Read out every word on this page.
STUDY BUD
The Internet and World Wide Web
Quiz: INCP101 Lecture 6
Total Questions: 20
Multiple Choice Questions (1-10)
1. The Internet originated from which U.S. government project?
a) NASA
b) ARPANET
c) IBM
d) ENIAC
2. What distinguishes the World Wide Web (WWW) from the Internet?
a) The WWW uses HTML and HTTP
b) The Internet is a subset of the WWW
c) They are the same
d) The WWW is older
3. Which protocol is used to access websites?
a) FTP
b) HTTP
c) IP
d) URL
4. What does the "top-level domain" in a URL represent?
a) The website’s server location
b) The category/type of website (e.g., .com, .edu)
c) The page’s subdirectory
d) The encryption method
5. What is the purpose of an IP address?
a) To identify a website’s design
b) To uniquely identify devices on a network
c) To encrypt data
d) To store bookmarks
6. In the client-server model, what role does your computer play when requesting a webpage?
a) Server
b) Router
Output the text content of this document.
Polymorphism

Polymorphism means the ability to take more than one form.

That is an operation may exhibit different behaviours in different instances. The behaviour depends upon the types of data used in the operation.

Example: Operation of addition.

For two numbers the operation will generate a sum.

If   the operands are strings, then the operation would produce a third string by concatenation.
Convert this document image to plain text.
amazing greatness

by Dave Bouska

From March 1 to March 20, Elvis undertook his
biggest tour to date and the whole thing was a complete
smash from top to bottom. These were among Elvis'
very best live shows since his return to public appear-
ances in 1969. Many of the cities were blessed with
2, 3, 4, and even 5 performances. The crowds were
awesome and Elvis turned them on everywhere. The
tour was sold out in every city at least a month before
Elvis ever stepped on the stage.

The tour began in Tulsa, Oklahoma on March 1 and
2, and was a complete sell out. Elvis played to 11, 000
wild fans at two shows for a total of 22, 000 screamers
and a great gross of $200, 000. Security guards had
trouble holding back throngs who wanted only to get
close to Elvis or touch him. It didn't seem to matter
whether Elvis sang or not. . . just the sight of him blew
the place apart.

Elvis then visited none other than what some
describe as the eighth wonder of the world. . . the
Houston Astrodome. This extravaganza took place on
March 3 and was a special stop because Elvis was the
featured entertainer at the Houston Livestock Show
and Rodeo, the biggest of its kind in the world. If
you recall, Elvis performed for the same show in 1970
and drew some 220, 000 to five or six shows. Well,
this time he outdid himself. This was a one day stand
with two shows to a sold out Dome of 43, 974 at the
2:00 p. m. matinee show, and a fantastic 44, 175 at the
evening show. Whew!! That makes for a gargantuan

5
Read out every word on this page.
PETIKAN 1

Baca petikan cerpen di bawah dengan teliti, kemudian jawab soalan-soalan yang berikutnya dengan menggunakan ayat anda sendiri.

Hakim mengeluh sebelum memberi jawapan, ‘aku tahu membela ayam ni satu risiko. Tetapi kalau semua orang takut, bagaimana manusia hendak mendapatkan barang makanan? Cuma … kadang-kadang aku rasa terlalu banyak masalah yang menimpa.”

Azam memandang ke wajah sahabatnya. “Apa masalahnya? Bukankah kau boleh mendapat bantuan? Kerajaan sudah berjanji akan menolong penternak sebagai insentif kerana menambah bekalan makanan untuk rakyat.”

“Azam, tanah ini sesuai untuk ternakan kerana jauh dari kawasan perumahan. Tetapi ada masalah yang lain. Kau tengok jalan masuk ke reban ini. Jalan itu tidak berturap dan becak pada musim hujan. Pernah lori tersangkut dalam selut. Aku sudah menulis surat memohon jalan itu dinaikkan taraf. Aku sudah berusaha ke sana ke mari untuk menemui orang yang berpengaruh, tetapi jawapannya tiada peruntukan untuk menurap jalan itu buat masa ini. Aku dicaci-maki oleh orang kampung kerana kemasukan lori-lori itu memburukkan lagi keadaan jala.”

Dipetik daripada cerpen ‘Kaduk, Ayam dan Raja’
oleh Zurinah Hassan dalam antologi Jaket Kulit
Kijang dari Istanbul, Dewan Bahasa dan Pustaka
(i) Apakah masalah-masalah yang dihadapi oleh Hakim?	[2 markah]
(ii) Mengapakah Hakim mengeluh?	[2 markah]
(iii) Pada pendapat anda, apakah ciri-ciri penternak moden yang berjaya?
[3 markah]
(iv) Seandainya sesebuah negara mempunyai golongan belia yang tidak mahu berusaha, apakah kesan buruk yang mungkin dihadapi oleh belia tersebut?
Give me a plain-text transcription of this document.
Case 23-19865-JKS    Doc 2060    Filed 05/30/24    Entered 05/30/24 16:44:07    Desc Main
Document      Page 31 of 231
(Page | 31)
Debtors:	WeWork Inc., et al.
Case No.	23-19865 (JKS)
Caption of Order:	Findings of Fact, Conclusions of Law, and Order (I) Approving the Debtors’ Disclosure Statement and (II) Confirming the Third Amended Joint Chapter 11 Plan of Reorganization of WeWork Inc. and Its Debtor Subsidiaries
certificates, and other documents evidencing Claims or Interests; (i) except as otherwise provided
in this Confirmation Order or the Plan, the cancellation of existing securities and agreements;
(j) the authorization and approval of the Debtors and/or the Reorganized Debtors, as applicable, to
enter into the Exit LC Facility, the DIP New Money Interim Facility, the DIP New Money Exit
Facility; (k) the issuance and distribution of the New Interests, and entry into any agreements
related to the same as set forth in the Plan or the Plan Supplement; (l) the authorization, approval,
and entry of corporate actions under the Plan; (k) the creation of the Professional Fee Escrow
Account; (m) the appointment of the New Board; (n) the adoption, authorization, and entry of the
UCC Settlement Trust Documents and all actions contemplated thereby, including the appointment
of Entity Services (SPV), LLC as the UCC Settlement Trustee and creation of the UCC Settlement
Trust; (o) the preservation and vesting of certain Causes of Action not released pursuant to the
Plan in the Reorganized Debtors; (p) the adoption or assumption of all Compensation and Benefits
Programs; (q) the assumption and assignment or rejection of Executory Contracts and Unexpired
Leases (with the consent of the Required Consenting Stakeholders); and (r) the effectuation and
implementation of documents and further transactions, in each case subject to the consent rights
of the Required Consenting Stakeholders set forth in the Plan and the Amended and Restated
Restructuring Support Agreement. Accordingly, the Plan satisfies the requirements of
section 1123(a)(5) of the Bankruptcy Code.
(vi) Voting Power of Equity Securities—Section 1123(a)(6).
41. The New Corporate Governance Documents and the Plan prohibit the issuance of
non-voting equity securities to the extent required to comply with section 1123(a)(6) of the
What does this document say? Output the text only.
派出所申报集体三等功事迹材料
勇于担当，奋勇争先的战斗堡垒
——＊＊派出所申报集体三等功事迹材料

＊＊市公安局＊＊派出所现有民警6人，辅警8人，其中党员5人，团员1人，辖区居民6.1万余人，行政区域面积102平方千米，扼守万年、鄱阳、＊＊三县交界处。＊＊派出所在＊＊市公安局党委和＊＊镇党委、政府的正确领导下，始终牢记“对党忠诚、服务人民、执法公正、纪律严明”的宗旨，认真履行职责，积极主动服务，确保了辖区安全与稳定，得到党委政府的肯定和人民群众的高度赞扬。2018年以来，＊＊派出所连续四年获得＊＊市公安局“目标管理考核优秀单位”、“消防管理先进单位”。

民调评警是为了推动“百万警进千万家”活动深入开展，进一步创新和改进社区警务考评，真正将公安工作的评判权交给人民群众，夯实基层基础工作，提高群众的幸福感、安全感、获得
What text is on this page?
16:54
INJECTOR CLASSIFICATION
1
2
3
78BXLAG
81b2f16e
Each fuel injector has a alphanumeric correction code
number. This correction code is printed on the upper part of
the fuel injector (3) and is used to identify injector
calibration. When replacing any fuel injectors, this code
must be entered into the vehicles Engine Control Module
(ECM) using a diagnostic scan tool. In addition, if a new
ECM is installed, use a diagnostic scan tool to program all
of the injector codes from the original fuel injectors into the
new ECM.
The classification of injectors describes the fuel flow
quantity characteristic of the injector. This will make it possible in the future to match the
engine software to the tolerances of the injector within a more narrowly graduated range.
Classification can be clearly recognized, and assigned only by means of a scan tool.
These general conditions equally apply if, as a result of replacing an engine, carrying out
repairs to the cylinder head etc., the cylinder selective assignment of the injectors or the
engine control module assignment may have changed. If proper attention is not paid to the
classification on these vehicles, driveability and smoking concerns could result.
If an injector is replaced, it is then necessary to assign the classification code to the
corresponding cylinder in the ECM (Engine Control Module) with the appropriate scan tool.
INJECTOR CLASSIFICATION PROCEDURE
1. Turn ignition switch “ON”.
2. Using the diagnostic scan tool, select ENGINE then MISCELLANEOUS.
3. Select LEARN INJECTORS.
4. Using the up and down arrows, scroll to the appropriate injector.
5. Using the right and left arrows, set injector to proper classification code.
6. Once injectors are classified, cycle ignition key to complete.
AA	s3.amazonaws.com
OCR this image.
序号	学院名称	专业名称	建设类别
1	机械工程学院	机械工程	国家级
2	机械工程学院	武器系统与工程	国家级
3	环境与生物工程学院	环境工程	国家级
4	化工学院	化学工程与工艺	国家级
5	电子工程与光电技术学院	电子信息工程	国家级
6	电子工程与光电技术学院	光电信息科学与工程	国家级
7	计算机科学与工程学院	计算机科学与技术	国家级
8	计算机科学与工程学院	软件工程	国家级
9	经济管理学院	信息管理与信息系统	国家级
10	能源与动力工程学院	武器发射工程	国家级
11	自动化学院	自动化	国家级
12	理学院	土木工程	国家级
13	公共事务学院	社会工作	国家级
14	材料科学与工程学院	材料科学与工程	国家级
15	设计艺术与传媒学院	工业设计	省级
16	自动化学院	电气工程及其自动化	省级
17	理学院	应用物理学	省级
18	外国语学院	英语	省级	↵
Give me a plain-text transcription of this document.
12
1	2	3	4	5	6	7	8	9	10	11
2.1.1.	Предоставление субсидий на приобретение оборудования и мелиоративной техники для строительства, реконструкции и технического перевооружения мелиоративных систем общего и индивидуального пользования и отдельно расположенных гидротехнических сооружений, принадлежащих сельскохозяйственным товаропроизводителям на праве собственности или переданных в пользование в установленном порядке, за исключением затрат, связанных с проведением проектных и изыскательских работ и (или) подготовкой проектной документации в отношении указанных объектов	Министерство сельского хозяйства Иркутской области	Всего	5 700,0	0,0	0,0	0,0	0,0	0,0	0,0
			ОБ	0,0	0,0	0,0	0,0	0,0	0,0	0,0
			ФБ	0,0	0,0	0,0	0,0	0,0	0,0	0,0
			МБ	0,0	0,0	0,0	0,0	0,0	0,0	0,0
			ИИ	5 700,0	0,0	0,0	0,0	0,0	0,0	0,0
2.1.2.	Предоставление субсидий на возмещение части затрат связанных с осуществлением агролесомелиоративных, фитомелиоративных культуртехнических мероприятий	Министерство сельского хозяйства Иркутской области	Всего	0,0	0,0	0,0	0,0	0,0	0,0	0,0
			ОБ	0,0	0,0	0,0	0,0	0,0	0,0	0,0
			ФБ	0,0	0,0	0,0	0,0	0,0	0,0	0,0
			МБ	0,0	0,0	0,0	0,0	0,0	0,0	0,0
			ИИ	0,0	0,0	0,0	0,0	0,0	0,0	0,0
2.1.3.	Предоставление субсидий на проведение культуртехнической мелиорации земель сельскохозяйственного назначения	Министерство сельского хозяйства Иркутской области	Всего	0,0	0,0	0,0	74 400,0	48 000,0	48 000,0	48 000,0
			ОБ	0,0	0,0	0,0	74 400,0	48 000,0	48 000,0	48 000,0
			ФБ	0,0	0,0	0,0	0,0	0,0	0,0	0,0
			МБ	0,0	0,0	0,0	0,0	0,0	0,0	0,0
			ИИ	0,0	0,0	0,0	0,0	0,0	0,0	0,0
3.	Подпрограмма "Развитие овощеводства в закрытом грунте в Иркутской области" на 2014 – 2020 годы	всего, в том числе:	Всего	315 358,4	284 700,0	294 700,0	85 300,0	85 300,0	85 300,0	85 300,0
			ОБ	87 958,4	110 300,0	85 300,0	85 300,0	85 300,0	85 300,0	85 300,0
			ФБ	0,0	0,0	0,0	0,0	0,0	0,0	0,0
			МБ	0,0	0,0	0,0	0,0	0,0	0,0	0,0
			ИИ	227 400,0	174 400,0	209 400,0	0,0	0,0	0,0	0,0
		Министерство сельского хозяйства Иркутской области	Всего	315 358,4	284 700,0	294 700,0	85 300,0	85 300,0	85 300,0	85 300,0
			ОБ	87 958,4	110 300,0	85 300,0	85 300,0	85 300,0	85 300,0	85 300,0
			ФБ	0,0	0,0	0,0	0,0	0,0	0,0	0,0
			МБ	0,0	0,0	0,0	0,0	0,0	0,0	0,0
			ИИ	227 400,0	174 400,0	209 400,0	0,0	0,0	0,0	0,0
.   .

· · · · · · ·

Lines that hold the word "связанных" are the ones to return, every one of them.

2.1.1.	Предоставление субсидий на приобретение оборудования и мелиоративной техники для строительства, реконструкции и технического перевооружения мелиоративных систем общего и индивидуального пользования и отдельно расположенных гидротехнических сооружений, принадлежащих сельскохозяйственным товаропроизводителям на праве собственности или переданных в пользование в установленном порядке, за исключением затрат, связанных с проведением проектных и изыскательских работ и (или) подготовкой проектной документации в отношении указанных объектов	Министерство сельского хозяйства Иркутской области	Всего	5 700,0	0,0	0,0	0,0	0,0	0,0	0,0
2.1.2.	Предоставление субсидий на возмещение части затрат связанных с осуществлением агролесомелиоративных, фитомелиоративных культуртехнических мероприятий	Министерство сельского хозяйства Иркутской области	Всего	0,0	0,0	0,0	0,0	0,0	0,0	0,0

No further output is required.